§ EXERCISE AIM
Please write out the material that follows, exactly as it stands.

§ DATASET RECORDS
============

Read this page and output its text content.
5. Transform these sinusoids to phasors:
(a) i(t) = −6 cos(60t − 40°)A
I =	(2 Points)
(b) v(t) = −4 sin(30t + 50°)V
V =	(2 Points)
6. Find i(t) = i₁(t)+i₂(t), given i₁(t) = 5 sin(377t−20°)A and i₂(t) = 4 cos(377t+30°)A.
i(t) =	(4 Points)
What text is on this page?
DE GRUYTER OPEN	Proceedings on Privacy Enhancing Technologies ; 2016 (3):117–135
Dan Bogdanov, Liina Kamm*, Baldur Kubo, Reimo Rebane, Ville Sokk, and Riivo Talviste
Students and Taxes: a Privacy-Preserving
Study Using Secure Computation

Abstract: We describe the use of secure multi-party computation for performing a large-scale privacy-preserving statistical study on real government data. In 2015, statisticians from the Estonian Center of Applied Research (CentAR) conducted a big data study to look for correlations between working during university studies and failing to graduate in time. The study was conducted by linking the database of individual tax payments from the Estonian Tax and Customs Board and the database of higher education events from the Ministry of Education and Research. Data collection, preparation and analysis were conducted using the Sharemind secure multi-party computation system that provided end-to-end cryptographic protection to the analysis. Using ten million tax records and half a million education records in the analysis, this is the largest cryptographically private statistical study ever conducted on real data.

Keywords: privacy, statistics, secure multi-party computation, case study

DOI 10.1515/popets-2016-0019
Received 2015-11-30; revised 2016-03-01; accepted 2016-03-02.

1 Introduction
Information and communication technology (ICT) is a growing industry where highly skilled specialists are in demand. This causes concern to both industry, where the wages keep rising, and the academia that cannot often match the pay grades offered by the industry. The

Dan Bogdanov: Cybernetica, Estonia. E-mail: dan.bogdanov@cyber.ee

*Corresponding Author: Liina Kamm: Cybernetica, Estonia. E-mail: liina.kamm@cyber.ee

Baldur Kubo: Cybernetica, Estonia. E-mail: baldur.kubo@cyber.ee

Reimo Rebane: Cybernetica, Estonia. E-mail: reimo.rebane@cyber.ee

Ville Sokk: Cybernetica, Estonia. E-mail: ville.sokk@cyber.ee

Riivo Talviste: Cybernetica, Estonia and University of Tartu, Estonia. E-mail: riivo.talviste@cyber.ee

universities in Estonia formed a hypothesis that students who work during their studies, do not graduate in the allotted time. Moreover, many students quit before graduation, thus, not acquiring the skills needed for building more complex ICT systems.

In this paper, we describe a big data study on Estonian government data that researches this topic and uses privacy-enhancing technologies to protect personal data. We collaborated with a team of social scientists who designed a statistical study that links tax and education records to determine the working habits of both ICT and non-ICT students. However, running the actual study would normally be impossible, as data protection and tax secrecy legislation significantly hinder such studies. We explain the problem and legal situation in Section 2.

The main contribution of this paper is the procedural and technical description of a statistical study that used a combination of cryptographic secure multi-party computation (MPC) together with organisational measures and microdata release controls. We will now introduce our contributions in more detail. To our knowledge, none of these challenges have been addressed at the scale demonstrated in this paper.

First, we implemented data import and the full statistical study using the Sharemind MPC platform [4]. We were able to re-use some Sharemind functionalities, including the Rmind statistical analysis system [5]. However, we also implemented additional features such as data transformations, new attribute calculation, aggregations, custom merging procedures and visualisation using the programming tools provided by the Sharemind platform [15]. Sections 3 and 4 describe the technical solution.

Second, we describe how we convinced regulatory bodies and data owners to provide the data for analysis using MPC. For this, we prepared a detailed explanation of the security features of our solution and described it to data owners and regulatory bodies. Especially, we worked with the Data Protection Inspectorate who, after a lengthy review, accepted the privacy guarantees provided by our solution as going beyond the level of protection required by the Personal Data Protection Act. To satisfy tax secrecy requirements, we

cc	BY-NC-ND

============

§ RESULT OF THIS TASK
Read this page and output its text content.
5. Transform these sinusoids to phasors:
(a) i(t) = −6 cos(60t − 40°)A
I =	(2 Points)
(b) v(t) = −4 sin(30t + 50°)V
V =	(2 Points)
6. Find i(t) = i₁(t)+i₂(t), given i₁(t) = 5 sin(377t−20°)A and i₂(t) = 4 cos(377t+30°)A.
i(t) =	(4 Points)
What text is on this page?
DE GRUYTER OPEN	Proceedings on Privacy Enhancing Technologies ; 2016 (3):117–135
Dan Bogdanov, Liina Kamm*, Baldur Kubo, Reimo Rebane, Ville Sokk, and Riivo Talviste
Students and Taxes: a Privacy-Preserving
Study Using Secure Computation

Abstract: We describe the use of secure multi-party computation for performing a large-scale privacy-preserving statistical study on real government data. In 2015, statisticians from the Estonian Center of Applied Research (CentAR) conducted a big data study to look for correlations between working during university studies and failing to graduate in time. The study was conducted by linking the database of individual tax payments from the Estonian Tax and Customs Board and the database of higher education events from the Ministry of Education and Research. Data collection, preparation and analysis were conducted using the Sharemind secure multi-party computation system that provided end-to-end cryptographic protection to the analysis. Using ten million tax records and half a million education records in the analysis, this is the largest cryptographically private statistical study ever conducted on real data.

Keywords: privacy, statistics, secure multi-party computation, case study

DOI 10.1515/popets-2016-0019
Received 2015-11-30; revised 2016-03-01; accepted 2016-03-02.

1 Introduction
Information and communication technology (ICT) is a growing industry where highly skilled specialists are in demand. This causes concern to both industry, where the wages keep rising, and the academia that cannot often match the pay grades offered by the industry. The

Dan Bogdanov: Cybernetica, Estonia. E-mail: dan.bogdanov@cyber.ee

*Corresponding Author: Liina Kamm: Cybernetica, Estonia. E-mail: liina.kamm@cyber.ee

Baldur Kubo: Cybernetica, Estonia. E-mail: baldur.kubo@cyber.ee

Reimo Rebane: Cybernetica, Estonia. E-mail: reimo.rebane@cyber.ee

Ville Sokk: Cybernetica, Estonia. E-mail: ville.sokk@cyber.ee

Riivo Talviste: Cybernetica, Estonia and University of Tartu, Estonia. E-mail: riivo.talviste@cyber.ee

universities in Estonia formed a hypothesis that students who work during their studies, do not graduate in the allotted time. Moreover, many students quit before graduation, thus, not acquiring the skills needed for building more complex ICT systems.

In this paper, we describe a big data study on Estonian government data that researches this topic and uses privacy-enhancing technologies to protect personal data. We collaborated with a team of social scientists who designed a statistical study that links tax and education records to determine the working habits of both ICT and non-ICT students. However, running the actual study would normally be impossible, as data protection and tax secrecy legislation significantly hinder such studies. We explain the problem and legal situation in Section 2.

The main contribution of this paper is the procedural and technical description of a statistical study that used a combination of cryptographic secure multi-party computation (MPC) together with organisational measures and microdata release controls. We will now introduce our contributions in more detail. To our knowledge, none of these challenges have been addressed at the scale demonstrated in this paper.

First, we implemented data import and the full statistical study using the Sharemind MPC platform [4]. We were able to re-use some Sharemind functionalities, including the Rmind statistical analysis system [5]. However, we also implemented additional features such as data transformations, new attribute calculation, aggregations, custom merging procedures and visualisation using the programming tools provided by the Sharemind platform [15]. Sections 3 and 4 describe the technical solution.

Second, we describe how we convinced regulatory bodies and data owners to provide the data for analysis using MPC. For this, we prepared a detailed explanation of the security features of our solution and described it to data owners and regulatory bodies. Especially, we worked with the Data Protection Inspectorate who, after a lengthy review, accepted the privacy guarantees provided by our solution as going beyond the level of protection required by the Personal Data Protection Act. To satisfy tax secrecy requirements, we

cc	BY-NC-ND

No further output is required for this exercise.